#### Written task:
Exactly as written, retype the listing below, omitting the pictures.

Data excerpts

• • • •

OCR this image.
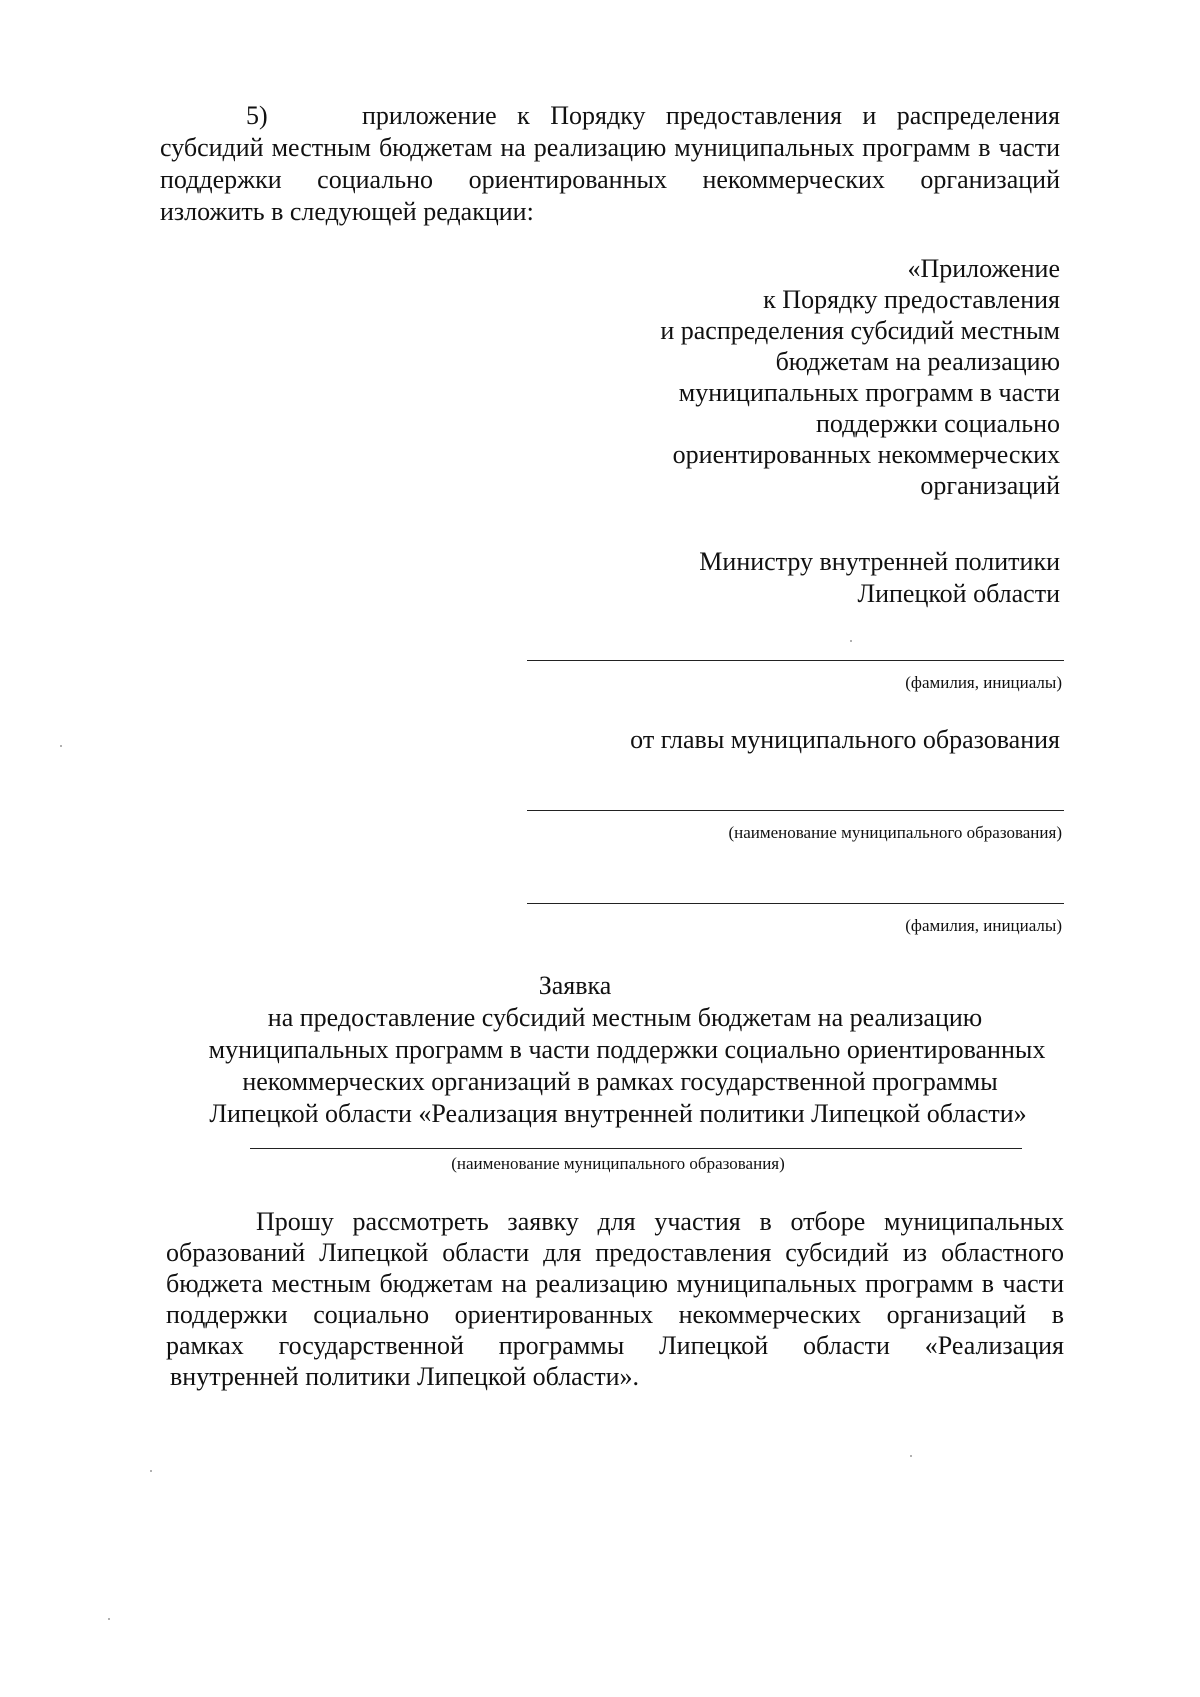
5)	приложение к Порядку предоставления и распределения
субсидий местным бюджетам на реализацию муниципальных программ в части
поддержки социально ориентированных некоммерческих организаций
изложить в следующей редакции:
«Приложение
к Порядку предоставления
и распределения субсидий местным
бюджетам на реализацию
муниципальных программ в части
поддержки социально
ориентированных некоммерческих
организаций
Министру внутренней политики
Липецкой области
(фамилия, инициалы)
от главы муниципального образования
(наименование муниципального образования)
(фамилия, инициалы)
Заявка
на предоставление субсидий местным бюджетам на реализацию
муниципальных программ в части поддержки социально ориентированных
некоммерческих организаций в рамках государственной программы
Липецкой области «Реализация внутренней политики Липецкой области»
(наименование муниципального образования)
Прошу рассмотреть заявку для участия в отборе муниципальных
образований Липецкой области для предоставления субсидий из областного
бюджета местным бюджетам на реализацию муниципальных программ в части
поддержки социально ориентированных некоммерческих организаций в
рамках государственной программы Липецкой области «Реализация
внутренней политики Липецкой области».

• • • •

#### The result:
OCR this image.
5)	приложение к Порядку предоставления и распределения
субсидий местным бюджетам на реализацию муниципальных программ в части
поддержки социально ориентированных некоммерческих организаций
изложить в следующей редакции:
«Приложение
к Порядку предоставления
и распределения субсидий местным
бюджетам на реализацию
муниципальных программ в части
поддержки социально
ориентированных некоммерческих
организаций
Министру внутренней политики
Липецкой области
(фамилия, инициалы)
от главы муниципального образования
(наименование муниципального образования)
(фамилия, инициалы)
Заявка
на предоставление субсидий местным бюджетам на реализацию
муниципальных программ в части поддержки социально ориентированных
некоммерческих организаций в рамках государственной программы
Липецкой области «Реализация внутренней политики Липецкой области»
(наименование муниципального образования)
Прошу рассмотреть заявку для участия в отборе муниципальных
образований Липецкой области для предоставления субсидий из областного
бюджета местным бюджетам на реализацию муниципальных программ в части
поддержки социально ориентированных некоммерческих организаций в
рамках государственной программы Липецкой области «Реализация
внутренней политики Липецкой области».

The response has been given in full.